- [AIM]
Quote the data verbatim from its opening line through the line with "pie-slice bbox=[243, 371, 362, 548]", including that line.

- [SUPPLIED INFORMATION]
>>>
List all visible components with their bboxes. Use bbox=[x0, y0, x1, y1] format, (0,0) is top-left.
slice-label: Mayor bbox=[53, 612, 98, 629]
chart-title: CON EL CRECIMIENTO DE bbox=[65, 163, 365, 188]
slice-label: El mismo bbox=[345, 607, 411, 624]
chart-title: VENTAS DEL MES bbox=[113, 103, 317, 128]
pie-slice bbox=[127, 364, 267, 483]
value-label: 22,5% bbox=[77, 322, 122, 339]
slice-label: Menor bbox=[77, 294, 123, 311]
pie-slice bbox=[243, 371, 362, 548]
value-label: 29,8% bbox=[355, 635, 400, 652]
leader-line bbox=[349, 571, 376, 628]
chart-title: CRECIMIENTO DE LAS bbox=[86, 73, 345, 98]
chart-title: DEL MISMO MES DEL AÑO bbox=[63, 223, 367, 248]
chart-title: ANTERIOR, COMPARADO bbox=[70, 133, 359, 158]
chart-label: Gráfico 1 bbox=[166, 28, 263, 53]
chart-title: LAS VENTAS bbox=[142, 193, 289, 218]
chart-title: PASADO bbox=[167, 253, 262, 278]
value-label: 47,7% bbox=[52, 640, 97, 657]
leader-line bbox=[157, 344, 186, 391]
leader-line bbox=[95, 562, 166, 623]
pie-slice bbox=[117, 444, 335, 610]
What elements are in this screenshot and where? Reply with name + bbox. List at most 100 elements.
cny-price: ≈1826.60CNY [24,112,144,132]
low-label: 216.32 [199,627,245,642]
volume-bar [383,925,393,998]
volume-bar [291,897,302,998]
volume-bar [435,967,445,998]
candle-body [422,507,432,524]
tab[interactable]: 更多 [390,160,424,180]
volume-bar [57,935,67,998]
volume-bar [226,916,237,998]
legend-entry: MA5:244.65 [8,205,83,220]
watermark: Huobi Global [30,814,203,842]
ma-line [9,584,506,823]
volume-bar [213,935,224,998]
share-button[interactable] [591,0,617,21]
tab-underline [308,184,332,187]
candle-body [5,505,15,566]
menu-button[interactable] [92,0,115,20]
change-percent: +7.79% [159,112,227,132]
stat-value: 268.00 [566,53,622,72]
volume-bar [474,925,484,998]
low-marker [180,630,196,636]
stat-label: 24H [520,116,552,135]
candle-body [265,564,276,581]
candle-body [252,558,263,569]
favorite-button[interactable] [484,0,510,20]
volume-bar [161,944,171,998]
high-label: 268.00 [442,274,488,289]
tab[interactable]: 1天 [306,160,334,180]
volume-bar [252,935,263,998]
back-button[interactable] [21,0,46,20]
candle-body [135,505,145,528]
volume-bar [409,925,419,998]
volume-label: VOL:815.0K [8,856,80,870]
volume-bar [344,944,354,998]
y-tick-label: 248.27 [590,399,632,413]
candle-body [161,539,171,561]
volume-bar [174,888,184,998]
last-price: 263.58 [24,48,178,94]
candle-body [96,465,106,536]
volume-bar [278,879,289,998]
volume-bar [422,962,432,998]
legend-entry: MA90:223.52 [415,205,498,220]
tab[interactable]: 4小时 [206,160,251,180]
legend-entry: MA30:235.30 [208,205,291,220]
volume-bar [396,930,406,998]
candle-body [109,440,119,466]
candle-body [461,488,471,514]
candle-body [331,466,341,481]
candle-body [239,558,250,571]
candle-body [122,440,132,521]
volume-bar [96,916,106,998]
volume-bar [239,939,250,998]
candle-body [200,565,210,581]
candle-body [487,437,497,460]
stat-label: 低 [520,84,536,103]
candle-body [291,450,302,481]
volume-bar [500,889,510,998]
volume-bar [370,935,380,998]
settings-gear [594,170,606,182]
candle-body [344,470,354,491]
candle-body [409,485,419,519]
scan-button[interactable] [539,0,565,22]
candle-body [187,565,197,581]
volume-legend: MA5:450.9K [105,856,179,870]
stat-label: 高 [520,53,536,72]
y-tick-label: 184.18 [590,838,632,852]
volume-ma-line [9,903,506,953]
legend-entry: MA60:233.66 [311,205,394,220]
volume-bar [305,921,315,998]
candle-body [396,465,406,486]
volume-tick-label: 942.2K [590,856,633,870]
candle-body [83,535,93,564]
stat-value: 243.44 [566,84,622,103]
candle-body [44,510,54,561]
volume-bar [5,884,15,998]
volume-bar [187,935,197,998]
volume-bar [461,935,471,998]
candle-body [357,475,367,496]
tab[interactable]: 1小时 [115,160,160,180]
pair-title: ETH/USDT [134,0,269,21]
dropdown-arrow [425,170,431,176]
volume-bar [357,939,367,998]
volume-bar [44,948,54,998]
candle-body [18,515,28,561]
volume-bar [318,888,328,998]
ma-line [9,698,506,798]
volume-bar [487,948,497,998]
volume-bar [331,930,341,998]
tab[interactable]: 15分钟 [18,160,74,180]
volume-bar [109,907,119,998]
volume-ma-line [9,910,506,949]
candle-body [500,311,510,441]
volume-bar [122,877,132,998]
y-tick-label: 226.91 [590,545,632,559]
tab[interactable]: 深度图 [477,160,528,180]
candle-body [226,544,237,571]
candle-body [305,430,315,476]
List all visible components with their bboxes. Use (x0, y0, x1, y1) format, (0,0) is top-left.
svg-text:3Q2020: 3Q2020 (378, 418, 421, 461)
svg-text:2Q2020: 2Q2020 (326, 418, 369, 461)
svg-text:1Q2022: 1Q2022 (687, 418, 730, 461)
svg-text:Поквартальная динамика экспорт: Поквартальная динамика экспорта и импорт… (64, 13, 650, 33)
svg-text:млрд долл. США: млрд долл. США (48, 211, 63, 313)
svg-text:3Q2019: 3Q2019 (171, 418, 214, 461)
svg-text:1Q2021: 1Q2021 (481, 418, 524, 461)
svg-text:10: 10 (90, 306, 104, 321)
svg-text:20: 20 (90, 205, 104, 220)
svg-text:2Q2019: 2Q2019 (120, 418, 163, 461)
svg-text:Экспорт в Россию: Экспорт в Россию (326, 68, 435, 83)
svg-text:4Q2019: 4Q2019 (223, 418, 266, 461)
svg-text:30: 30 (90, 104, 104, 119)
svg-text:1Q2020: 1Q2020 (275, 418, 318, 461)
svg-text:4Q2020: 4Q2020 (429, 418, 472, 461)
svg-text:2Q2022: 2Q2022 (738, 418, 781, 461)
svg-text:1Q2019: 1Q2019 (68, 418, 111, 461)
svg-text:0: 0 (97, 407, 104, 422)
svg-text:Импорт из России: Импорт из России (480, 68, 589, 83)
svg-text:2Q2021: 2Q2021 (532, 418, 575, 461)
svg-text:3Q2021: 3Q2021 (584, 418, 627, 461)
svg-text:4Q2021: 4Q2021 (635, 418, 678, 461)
<<<
- [ANSWER TO THE EXERCISE]
List all visible components with their bboxes. Use bbox=[x0, y0, x1, y1] format, (0,0) is top-left.
slice-label: Mayor bbox=[53, 612, 98, 629]
chart-title: CON EL CRECIMIENTO DE bbox=[65, 163, 365, 188]
slice-label: El mismo bbox=[345, 607, 411, 624]
chart-title: VENTAS DEL MES bbox=[113, 103, 317, 128]
pie-slice bbox=[127, 364, 267, 483]
value-label: 22,5% bbox=[77, 322, 122, 339]
slice-label: Menor bbox=[77, 294, 123, 311]
pie-slice bbox=[243, 371, 362, 548]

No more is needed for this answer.